▸ **WRITTEN TASK**:
Every line of the material that follows must be printed again exactly.

Dataset items:
________________________

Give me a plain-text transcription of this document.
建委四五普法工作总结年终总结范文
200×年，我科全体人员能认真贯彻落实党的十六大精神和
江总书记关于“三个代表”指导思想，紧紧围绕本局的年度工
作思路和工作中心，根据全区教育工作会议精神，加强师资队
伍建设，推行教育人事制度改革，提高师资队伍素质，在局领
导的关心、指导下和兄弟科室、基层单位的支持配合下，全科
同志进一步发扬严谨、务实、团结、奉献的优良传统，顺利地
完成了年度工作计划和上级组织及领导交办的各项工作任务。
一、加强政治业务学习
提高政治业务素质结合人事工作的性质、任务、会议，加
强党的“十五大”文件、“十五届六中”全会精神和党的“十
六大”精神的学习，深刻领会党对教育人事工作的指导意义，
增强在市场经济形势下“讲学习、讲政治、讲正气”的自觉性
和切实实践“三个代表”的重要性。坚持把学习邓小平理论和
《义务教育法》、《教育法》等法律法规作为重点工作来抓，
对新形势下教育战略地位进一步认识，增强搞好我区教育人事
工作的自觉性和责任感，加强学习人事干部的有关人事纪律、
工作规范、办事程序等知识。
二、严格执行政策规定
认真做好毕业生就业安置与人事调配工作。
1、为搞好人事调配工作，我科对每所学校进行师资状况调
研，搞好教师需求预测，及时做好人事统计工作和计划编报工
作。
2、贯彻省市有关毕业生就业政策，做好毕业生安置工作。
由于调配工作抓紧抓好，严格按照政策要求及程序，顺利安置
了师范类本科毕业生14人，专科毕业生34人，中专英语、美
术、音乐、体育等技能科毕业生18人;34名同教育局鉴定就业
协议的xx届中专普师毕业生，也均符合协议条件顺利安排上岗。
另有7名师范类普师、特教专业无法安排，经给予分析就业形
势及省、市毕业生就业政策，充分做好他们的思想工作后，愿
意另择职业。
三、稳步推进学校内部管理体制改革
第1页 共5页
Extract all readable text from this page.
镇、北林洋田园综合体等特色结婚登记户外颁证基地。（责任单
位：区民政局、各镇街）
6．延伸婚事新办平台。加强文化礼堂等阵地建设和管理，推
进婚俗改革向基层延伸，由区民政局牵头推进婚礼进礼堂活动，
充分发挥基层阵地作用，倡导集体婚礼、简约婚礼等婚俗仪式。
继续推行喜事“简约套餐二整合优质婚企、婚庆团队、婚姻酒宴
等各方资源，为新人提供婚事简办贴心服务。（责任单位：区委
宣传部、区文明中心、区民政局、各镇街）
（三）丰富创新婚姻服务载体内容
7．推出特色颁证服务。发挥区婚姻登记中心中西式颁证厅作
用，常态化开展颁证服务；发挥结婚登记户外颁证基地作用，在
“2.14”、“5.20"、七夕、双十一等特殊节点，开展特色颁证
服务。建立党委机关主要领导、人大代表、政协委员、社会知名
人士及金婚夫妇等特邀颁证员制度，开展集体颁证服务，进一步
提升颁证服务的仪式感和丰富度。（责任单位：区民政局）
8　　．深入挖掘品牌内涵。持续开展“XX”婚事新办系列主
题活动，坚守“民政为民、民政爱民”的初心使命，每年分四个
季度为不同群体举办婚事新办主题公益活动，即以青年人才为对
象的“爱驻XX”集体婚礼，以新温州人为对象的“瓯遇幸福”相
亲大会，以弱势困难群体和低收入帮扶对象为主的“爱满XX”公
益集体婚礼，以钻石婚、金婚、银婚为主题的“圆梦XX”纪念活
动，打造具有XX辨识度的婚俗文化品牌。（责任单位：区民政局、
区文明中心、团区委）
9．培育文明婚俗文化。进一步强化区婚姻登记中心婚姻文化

________________________

▸ **FINAL RESULT**:
Give me a plain-text transcription of this document.
建委四五普法工作总结年终总结范文
200×年，我科全体人员能认真贯彻落实党的十六大精神和
江总书记关于“三个代表”指导思想，紧紧围绕本局的年度工
作思路和工作中心，根据全区教育工作会议精神，加强师资队
伍建设，推行教育人事制度改革，提高师资队伍素质，在局领
导的关心、指导下和兄弟科室、基层单位的支持配合下，全科
同志进一步发扬严谨、务实、团结、奉献的优良传统，顺利地
完成了年度工作计划和上级组织及领导交办的各项工作任务。
一、加强政治业务学习
提高政治业务素质结合人事工作的性质、任务、会议，加
强党的“十五大”文件、“十五届六中”全会精神和党的“十
六大”精神的学习，深刻领会党对教育人事工作的指导意义，
增强在市场经济形势下“讲学习、讲政治、讲正气”的自觉性
和切实实践“三个代表”的重要性。坚持把学习邓小平理论和
《义务教育法》、《教育法》等法律法规作为重点工作来抓，
对新形势下教育战略地位进一步认识，增强搞好我区教育人事
工作的自觉性和责任感，加强学习人事干部的有关人事纪律、
工作规范、办事程序等知识。
二、严格执行政策规定
认真做好毕业生就业安置与人事调配工作。
1、为搞好人事调配工作，我科对每所学校进行师资状况调
研，搞好教师需求预测，及时做好人事统计工作和计划编报工
作。
2、贯彻省市有关毕业生就业政策，做好毕业生安置工作。
由于调配工作抓紧抓好，严格按照政策要求及程序，顺利安置
了师范类本科毕业生14人，专科毕业生34人，中专英语、美
术、音乐、体育等技能科毕业生18人;34名同教育局鉴定就业
协议的xx届中专普师毕业生，也均符合协议条件顺利安排上岗。
另有7名师范类普师、特教专业无法安排，经给予分析就业形
势及省、市毕业生就业政策，充分做好他们的思想工作后，愿
意另择职业。
三、稳步推进学校内部管理体制改革
第1页 共5页
Extract all readable text from this page.
镇、北林洋田园综合体等特色结婚登记户外颁证基地。（责任单
位：区民政局、各镇街）
6．延伸婚事新办平台。加强文化礼堂等阵地建设和管理，推
进婚俗改革向基层延伸，由区民政局牵头推进婚礼进礼堂活动，
充分发挥基层阵地作用，倡导集体婚礼、简约婚礼等婚俗仪式。
继续推行喜事“简约套餐二整合优质婚企、婚庆团队、婚姻酒宴
等各方资源，为新人提供婚事简办贴心服务。（责任单位：区委
宣传部、区文明中心、区民政局、各镇街）
（三）丰富创新婚姻服务载体内容
7．推出特色颁证服务。发挥区婚姻登记中心中西式颁证厅作
用，常态化开展颁证服务；发挥结婚登记户外颁证基地作用，在
“2.14”、“5.20"、七夕、双十一等特殊节点，开展特色颁证
服务。建立党委机关主要领导、人大代表、政协委员、社会知名
人士及金婚夫妇等特邀颁证员制度，开展集体颁证服务，进一步
提升颁证服务的仪式感和丰富度。（责任单位：区民政局）
8　　．深入挖掘品牌内涵。持续开展“XX”婚事新办系列主
题活动，坚守“民政为民、民政爱民”的初心使命，每年分四个
季度为不同群体举办婚事新办主题公益活动，即以青年人才为对
象的“爱驻XX”集体婚礼，以新温州人为对象的“瓯遇幸福”相
亲大会，以弱势困难群体和低收入帮扶对象为主的“爱满XX”公
益集体婚礼，以钻石婚、金婚、银婚为主题的“圆梦XX”纪念活
动，打造具有XX辨识度的婚俗文化品牌。（责任单位：区民政局、
区文明中心、团区委）
9．培育文明婚俗文化。进一步强化区婚姻登记中心婚姻文化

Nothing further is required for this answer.